# Exercise
Write each record again exactly as it stands.

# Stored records
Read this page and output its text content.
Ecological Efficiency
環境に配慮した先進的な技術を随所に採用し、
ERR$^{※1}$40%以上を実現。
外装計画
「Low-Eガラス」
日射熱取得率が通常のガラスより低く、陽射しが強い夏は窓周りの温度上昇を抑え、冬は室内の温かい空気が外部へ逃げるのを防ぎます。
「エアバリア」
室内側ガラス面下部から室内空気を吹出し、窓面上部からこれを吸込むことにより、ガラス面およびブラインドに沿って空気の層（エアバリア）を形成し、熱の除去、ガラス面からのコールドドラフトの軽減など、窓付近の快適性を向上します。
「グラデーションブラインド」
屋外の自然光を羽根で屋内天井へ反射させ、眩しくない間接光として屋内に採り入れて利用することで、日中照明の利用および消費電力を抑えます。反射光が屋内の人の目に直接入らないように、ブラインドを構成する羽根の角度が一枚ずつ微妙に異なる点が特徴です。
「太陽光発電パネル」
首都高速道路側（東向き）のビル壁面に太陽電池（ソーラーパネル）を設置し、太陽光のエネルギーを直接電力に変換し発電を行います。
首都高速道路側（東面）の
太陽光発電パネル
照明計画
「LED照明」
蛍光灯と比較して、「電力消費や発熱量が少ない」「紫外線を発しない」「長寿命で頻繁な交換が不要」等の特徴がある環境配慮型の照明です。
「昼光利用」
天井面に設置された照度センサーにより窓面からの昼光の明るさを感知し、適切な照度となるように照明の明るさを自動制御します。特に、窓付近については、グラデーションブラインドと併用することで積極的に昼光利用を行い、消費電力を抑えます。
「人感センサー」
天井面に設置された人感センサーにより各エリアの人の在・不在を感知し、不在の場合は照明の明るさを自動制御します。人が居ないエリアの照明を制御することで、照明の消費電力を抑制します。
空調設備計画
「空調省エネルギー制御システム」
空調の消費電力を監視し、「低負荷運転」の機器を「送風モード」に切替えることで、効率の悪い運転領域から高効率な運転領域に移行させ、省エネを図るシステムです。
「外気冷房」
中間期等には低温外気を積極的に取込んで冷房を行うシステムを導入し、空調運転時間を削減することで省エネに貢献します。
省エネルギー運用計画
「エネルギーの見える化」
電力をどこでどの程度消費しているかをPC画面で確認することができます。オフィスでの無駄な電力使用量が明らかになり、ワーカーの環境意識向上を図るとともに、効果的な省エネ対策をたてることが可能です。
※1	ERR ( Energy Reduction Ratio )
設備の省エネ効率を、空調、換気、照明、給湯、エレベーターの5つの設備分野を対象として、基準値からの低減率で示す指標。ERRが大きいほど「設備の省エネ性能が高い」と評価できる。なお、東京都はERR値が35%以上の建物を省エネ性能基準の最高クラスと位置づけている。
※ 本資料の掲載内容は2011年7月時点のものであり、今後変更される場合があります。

# Completed task
Read this page and output its text content.
Ecological Efficiency
環境に配慮した先進的な技術を随所に採用し、
ERR$^{※1}$40%以上を実現。
外装計画
「Low-Eガラス」
日射熱取得率が通常のガラスより低く、陽射しが強い夏は窓周りの温度上昇を抑え、冬は室内の温かい空気が外部へ逃げるのを防ぎます。
「エアバリア」
室内側ガラス面下部から室内空気を吹出し、窓面上部からこれを吸込むことにより、ガラス面およびブラインドに沿って空気の層（エアバリア）を形成し、熱の除去、ガラス面からのコールドドラフトの軽減など、窓付近の快適性を向上します。
「グラデーションブラインド」
屋外の自然光を羽根で屋内天井へ反射させ、眩しくない間接光として屋内に採り入れて利用することで、日中照明の利用および消費電力を抑えます。反射光が屋内の人の目に直接入らないように、ブラインドを構成する羽根の角度が一枚ずつ微妙に異なる点が特徴です。
「太陽光発電パネル」
首都高速道路側（東向き）のビル壁面に太陽電池（ソーラーパネル）を設置し、太陽光のエネルギーを直接電力に変換し発電を行います。
首都高速道路側（東面）の
太陽光発電パネル
照明計画
「LED照明」
蛍光灯と比較して、「電力消費や発熱量が少ない」「紫外線を発しない」「長寿命で頻繁な交換が不要」等の特徴がある環境配慮型の照明です。
「昼光利用」
天井面に設置された照度センサーにより窓面からの昼光の明るさを感知し、適切な照度となるように照明の明るさを自動制御します。特に、窓付近については、グラデーションブラインドと併用することで積極的に昼光利用を行い、消費電力を抑えます。
「人感センサー」
天井面に設置された人感センサーにより各エリアの人の在・不在を感知し、不在の場合は照明の明るさを自動制御します。人が居ないエリアの照明を制御することで、照明の消費電力を抑制します。
空調設備計画
「空調省エネルギー制御システム」
空調の消費電力を監視し、「低負荷運転」の機器を「送風モード」に切替えることで、効率の悪い運転領域から高効率な運転領域に移行させ、省エネを図るシステムです。
「外気冷房」
中間期等には低温外気を積極的に取込んで冷房を行うシステムを導入し、空調運転時間を削減することで省エネに貢献します。
省エネルギー運用計画
「エネルギーの見える化」
電力をどこでどの程度消費しているかをPC画面で確認することができます。オフィスでの無駄な電力使用量が明らかになり、ワーカーの環境意識向上を図るとともに、効果的な省エネ対策をたてることが可能です。
※1	ERR ( Energy Reduction Ratio )
設備の省エネ効率を、空調、換気、照明、給湯、エレベーターの5つの設備分野を対象として、基準値からの低減率で示す指標。ERRが大きいほど「設備の省エネ性能が高い」と評価できる。なお、東京都はERR値が35%以上の建物を省エネ性能基準の最高クラスと位置づけている。
※ 本資料の掲載内容は2011年7月時点のものであり、今後変更される場合があります。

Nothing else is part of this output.